DIRECTIONS FOR THIS TASK: Drop every picture and give the entries back exactly.

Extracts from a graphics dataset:
-=-=-

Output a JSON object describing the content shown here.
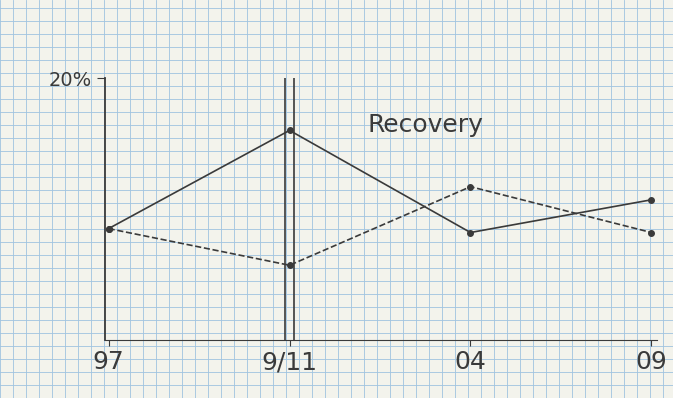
{
  "chart_data": {
    "type": "line",
    "annotation": "Recovery",
    "categories": [
      "97",
      "9/11",
      "04",
      "09"
    ],
    "series": [
      {
        "color": "#3a3a3a",
        "line_style": "solid",
        "marker": "o",
        "values": [
          8.5,
          16.0,
          8.2,
          10.7
        ]
      },
      {
        "color": "#3a3a3a",
        "line_style": "dashed",
        "marker": "o",
        "values": [
          8.5,
          5.7,
          11.7,
          8.2
        ]
      }
    ],
    "ylim": [
      0,
      20
    ],
    "yticks": [
      {
        "value": 20,
        "label": "20%"
      }
    ],
    "grid": false
  }
}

-=-=-

RESULT:
Output a JSON object describing the content shown here.
{
  "chart_data": {
    "type": "line",
    "annotation": "Recovery",
    "categories": [
      "97",
      "9/11",
      "04",
      "09"
    ],
    "series": [
      {
        "color": "#3a3a3a",
        "line_style": "solid",
        "marker": "o",
        "values": [
          8.5,
          16.0,
          8.2,
          10.7
        ]
      },
      {
        "color": "#3a3a3a",
        "line_style": "dashed",
        "marker": "o",
        "values": [
          8.5,
          5.7,
          11.7,
          8.2
        ]
      }
    ],
    "ylim": [
      0,
      20
    ],
    "yticks": [
      {
        "value": 20,
        "label": "20%"
      }
    ],
    "grid": false
  }
}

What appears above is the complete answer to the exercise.